--- BEGIN Excerpted records ---

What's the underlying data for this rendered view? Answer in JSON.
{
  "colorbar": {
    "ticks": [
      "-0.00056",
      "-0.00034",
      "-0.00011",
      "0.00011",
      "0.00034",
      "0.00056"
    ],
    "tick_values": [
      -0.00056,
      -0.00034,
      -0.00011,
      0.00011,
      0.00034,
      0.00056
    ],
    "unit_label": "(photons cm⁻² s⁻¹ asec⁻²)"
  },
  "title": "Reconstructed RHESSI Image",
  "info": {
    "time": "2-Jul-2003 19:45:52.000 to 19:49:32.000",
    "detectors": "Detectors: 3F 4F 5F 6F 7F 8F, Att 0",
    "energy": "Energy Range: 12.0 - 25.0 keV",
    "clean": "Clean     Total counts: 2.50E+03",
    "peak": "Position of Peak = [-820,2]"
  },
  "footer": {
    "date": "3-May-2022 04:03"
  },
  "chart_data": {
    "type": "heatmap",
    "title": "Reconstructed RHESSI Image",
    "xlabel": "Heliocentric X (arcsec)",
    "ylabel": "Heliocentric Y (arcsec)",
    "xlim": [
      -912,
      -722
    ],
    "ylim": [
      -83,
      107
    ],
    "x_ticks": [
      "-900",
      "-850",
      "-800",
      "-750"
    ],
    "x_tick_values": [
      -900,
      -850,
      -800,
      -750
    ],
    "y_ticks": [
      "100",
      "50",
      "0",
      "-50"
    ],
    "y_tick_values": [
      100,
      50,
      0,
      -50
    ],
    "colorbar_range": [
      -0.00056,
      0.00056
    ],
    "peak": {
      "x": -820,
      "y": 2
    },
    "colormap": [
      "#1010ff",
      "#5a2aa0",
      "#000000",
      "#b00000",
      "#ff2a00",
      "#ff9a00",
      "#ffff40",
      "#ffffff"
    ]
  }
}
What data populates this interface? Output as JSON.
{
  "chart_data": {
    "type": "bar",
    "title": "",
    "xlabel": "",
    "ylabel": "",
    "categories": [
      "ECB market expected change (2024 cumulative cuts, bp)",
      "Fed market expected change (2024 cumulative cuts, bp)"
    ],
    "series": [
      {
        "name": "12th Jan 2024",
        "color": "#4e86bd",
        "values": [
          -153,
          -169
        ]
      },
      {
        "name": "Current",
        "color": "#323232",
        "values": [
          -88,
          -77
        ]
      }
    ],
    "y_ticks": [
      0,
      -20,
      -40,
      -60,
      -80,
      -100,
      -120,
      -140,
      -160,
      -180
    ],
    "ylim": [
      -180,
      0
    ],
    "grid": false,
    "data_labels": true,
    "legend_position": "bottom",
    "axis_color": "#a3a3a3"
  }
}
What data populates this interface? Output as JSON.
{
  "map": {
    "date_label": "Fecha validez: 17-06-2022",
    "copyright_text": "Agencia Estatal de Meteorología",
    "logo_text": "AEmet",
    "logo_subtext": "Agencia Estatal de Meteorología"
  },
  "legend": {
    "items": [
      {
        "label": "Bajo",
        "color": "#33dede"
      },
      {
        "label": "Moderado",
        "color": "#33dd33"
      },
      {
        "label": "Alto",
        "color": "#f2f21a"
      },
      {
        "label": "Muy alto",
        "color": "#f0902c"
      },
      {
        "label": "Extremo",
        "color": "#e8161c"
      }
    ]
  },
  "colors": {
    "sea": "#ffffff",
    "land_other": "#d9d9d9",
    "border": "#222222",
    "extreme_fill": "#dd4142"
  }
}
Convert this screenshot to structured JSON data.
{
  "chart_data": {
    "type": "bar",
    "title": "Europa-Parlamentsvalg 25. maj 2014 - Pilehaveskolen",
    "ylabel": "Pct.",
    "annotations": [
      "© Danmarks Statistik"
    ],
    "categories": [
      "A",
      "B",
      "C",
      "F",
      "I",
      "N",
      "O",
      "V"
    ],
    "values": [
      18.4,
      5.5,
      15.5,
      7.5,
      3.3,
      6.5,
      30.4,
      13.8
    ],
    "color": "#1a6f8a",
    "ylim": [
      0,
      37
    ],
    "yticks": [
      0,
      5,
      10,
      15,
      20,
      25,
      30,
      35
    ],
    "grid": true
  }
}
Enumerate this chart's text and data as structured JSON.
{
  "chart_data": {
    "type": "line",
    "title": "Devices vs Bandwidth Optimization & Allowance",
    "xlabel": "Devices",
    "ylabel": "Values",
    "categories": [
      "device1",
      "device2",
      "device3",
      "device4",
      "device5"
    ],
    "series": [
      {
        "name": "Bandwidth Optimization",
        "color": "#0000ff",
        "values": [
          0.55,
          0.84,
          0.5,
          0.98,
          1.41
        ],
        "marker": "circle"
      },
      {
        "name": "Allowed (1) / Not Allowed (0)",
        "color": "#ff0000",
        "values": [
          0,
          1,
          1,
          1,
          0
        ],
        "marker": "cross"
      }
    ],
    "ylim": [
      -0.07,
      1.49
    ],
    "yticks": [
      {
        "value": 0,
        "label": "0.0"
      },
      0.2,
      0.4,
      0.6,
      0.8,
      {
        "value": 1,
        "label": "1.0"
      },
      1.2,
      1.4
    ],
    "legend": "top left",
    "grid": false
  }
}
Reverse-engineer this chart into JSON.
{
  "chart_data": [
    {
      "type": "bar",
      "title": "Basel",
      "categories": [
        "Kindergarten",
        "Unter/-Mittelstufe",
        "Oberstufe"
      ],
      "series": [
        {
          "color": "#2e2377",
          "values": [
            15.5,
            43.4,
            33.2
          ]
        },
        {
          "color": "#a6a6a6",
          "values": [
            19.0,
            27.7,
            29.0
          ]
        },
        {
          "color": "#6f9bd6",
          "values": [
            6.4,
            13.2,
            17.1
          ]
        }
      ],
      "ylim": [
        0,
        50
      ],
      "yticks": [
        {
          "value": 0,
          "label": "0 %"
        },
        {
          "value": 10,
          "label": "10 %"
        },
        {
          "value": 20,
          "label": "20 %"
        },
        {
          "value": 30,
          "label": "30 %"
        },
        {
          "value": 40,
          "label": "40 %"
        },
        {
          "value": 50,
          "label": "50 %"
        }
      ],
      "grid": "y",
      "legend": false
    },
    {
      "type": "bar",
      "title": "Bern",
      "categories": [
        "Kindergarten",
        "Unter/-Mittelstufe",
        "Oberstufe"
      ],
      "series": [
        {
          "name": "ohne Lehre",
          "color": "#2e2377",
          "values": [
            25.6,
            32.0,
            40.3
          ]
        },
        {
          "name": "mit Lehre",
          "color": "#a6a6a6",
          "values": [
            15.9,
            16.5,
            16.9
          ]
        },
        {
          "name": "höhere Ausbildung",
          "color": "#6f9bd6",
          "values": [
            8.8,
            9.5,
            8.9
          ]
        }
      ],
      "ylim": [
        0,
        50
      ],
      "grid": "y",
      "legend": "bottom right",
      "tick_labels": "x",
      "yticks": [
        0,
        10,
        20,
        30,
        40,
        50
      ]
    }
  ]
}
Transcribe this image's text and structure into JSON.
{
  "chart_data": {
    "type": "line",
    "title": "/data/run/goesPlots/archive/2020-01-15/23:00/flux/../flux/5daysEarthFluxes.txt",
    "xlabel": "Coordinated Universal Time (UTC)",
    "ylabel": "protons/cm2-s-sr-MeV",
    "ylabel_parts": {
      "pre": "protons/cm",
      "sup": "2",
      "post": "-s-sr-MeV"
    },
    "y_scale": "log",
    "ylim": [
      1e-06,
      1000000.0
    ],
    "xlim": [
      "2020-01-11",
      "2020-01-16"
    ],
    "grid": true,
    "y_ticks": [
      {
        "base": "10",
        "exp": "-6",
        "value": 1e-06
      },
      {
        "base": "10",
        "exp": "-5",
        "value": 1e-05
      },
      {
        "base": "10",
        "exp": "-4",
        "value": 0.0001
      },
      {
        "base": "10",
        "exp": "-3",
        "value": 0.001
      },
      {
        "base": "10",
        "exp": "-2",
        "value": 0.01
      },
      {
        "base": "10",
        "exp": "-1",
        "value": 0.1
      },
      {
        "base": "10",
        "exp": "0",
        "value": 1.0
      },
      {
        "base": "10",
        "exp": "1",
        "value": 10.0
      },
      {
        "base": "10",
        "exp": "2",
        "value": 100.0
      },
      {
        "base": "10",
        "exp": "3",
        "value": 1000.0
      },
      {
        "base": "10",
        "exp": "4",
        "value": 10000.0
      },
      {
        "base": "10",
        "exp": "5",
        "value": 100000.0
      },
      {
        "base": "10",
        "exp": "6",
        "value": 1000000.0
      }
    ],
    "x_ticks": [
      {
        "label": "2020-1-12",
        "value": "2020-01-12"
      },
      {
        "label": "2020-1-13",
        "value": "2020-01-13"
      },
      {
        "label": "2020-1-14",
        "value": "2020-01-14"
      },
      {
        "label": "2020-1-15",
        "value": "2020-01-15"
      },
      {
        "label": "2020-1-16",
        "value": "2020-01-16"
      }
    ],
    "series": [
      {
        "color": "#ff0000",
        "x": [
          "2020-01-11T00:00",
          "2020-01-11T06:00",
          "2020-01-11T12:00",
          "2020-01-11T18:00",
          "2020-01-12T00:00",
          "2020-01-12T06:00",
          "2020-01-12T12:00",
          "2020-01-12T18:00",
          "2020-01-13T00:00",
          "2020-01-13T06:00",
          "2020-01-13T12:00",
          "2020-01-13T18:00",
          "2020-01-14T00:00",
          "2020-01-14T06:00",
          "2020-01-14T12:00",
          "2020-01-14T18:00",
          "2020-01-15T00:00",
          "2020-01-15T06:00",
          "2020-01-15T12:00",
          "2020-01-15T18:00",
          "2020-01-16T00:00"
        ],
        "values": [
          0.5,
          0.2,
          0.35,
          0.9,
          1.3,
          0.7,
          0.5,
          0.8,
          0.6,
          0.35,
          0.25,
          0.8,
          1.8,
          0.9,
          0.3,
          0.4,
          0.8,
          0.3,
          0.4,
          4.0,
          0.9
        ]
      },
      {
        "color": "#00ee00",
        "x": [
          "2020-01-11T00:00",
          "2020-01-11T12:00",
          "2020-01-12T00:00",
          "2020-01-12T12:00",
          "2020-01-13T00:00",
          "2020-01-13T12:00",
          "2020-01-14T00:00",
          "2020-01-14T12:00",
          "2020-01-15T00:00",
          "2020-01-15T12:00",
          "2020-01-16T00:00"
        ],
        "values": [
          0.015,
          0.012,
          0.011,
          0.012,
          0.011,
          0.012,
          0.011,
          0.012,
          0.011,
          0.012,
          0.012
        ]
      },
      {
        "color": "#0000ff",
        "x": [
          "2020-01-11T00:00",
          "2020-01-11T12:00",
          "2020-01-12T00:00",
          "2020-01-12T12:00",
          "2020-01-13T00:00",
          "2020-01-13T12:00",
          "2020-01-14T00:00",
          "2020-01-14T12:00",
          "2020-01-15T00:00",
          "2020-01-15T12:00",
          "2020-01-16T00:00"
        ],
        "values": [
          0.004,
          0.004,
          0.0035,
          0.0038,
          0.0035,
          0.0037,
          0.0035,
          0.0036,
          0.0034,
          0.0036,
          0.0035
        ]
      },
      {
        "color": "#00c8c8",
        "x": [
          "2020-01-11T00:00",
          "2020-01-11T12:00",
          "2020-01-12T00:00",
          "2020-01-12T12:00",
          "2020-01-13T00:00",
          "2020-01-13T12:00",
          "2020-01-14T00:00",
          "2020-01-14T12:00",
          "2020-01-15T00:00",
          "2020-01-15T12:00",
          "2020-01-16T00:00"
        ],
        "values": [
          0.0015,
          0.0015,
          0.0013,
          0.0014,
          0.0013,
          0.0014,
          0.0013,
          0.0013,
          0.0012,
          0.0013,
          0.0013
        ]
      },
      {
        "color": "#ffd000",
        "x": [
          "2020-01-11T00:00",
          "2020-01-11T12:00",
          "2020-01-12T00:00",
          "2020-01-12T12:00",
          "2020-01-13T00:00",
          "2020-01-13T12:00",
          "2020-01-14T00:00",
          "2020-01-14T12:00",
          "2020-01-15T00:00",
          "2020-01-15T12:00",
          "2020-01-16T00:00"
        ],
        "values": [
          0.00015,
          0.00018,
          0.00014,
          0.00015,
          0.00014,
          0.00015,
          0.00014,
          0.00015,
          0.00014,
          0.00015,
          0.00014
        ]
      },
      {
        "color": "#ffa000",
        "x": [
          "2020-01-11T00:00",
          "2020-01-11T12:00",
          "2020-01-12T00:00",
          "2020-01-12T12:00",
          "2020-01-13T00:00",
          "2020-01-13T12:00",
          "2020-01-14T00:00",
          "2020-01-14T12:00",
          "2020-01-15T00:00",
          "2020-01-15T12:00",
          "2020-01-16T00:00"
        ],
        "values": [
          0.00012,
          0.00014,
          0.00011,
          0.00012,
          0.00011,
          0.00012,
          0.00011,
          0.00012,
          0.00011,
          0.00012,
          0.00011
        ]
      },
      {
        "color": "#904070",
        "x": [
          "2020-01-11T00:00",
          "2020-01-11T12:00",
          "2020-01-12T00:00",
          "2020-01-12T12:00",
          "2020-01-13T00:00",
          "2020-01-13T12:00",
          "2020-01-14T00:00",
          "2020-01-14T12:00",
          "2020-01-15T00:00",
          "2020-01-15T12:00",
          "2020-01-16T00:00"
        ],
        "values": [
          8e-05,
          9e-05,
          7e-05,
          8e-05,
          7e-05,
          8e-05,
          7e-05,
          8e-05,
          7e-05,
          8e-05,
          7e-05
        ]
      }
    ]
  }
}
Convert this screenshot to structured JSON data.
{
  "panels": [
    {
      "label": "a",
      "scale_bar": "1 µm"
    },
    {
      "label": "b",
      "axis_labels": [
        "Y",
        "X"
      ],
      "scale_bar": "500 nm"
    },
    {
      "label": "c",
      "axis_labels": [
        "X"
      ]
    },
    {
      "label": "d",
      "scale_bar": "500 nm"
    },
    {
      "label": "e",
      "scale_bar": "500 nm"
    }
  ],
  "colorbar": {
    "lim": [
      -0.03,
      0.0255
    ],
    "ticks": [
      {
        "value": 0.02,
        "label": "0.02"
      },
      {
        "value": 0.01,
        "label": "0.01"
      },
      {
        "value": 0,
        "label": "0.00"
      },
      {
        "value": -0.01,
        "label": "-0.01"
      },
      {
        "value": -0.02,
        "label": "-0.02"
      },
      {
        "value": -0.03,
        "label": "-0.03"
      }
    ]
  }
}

--- END Excerpted records ---

### Your task:
Which lines above hold the word "protons"? Copy each of them.

### Reply:
    "ylabel": "protons/cm2-s-sr-MeV",
      "pre": "protons/cm",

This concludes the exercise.